Exercise materials:
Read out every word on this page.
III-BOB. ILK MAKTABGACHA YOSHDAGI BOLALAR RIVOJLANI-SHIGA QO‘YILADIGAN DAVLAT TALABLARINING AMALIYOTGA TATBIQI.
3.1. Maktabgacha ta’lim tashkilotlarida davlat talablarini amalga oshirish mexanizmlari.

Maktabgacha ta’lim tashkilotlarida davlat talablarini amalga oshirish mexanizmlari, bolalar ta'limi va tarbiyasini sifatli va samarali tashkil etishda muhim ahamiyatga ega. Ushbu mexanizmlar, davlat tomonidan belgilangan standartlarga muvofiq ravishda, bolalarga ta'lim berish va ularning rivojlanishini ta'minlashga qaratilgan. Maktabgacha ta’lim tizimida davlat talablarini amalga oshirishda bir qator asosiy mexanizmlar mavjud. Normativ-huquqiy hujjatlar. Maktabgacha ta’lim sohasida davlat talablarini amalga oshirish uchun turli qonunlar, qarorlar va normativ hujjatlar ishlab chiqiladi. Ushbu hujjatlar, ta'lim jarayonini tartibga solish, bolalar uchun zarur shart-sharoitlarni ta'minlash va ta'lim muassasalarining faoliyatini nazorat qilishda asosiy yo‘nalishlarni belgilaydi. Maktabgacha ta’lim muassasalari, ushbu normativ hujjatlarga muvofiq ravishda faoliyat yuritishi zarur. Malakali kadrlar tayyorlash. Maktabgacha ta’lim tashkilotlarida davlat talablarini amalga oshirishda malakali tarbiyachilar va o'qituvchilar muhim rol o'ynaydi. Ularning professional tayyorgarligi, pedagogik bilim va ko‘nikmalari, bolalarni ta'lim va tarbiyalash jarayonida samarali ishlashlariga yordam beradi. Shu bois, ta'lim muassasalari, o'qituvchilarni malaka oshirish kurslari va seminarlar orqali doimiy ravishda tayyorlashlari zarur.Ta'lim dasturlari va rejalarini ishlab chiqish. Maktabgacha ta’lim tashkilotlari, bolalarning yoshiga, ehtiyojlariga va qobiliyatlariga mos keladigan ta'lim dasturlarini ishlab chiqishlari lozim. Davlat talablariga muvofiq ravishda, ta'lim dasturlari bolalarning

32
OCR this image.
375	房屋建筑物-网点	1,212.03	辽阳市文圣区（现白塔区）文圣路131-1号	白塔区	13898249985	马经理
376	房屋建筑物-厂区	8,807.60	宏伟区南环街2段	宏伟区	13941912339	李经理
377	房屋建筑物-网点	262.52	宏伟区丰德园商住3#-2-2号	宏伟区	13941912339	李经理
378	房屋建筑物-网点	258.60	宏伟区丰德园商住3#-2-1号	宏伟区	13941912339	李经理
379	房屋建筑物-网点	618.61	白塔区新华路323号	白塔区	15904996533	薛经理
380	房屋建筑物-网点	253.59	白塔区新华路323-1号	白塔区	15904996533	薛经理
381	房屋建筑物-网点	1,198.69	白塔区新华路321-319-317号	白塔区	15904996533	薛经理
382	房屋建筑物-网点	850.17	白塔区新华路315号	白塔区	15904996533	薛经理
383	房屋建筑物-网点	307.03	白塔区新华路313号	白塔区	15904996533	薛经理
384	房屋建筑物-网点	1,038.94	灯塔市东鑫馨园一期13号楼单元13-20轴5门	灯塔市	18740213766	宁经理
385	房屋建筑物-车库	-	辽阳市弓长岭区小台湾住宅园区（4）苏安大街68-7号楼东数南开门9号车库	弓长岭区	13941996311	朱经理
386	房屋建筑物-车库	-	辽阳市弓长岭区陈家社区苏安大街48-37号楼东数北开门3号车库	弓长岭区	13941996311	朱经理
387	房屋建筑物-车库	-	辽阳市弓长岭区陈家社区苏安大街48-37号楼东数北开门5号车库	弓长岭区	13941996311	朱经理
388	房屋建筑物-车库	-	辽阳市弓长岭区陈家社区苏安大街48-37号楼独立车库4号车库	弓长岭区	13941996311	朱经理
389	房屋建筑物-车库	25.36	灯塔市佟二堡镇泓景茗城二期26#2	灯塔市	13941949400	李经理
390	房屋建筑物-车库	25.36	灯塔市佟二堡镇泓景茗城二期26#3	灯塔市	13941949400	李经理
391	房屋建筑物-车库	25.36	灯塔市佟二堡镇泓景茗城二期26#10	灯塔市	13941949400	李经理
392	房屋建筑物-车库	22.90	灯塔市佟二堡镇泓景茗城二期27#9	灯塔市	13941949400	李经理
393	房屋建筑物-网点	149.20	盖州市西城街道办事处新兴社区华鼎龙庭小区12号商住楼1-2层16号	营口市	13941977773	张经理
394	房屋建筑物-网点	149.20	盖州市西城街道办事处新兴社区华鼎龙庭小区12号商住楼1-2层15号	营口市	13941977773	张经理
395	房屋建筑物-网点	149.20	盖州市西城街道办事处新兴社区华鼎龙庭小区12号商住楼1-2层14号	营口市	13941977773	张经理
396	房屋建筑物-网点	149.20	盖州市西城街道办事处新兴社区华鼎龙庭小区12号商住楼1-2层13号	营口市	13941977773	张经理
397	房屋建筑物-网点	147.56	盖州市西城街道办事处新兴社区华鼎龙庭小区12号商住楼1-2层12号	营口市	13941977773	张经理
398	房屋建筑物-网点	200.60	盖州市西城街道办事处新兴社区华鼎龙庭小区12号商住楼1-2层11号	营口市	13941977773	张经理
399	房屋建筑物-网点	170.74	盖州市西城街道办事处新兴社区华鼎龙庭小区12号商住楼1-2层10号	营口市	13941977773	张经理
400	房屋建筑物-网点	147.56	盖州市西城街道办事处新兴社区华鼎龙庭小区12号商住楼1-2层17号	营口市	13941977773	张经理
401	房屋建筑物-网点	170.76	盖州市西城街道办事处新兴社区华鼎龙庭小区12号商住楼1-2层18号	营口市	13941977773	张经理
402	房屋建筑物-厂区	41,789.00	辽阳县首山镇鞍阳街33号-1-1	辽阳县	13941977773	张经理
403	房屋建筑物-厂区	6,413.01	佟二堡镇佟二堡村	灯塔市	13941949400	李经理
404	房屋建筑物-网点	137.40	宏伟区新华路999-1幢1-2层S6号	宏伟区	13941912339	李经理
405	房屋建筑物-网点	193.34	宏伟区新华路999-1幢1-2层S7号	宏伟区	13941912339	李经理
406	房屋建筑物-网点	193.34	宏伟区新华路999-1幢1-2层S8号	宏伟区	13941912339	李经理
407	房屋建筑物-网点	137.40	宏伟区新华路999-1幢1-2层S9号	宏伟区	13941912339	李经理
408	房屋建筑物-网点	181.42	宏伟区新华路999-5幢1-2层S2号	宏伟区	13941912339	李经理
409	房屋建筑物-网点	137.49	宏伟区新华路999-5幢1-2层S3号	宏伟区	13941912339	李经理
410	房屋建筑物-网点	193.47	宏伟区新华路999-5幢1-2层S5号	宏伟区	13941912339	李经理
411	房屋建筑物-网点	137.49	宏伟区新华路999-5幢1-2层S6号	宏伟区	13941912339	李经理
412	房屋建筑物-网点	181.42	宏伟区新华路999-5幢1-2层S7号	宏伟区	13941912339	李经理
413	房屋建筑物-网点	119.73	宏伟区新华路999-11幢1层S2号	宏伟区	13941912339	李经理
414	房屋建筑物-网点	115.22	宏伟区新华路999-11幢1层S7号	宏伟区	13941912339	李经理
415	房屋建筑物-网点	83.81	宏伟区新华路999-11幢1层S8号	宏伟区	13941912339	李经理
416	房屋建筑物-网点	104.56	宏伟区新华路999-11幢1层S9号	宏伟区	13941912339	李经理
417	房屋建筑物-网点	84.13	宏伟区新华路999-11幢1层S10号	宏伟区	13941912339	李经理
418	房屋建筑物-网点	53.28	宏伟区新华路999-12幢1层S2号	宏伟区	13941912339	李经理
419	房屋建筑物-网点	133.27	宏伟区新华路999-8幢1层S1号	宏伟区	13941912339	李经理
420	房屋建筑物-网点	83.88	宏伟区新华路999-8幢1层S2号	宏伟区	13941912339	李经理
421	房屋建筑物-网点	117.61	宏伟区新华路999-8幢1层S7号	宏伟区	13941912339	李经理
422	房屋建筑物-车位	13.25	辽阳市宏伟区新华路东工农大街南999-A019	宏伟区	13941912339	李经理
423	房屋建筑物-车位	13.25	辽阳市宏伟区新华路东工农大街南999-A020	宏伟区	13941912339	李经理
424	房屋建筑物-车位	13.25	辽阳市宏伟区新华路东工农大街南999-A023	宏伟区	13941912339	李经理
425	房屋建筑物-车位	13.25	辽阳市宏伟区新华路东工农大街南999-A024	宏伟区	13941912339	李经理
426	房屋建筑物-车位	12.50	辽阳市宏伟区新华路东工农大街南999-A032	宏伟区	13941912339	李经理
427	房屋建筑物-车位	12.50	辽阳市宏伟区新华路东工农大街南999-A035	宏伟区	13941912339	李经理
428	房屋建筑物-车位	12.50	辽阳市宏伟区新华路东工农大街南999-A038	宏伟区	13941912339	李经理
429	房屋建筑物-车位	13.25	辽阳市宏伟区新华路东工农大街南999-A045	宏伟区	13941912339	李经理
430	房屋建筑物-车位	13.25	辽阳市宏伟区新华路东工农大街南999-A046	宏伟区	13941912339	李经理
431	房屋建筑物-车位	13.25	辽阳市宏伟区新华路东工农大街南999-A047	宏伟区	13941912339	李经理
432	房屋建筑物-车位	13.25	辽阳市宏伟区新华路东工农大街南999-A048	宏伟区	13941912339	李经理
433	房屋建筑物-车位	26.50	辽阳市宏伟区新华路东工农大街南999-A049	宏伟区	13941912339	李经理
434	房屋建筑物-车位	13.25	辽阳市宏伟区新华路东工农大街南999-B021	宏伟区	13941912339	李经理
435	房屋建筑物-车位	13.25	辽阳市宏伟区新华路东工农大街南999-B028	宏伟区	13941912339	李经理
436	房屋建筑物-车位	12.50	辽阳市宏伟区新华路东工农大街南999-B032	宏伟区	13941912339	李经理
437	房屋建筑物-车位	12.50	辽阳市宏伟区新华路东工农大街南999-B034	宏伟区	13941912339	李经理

Request: Go through the data and gather every line that holds "弓长岭区".

Complete answer:
385	房屋建筑物-车库	-	辽阳市弓长岭区小台湾住宅园区（4）苏安大街68-7号楼东数南开门9号车库	弓长岭区	13941996311	朱经理
386	房屋建筑物-车库	-	辽阳市弓长岭区陈家社区苏安大街48-37号楼东数北开门3号车库	弓长岭区	13941996311	朱经理
387	房屋建筑物-车库	-	辽阳市弓长岭区陈家社区苏安大街48-37号楼东数北开门5号车库	弓长岭区	13941996311	朱经理
388	房屋建筑物-车库	-	辽阳市弓长岭区陈家社区苏安大街48-37号楼独立车库4号车库	弓长岭区	13941996311	朱经理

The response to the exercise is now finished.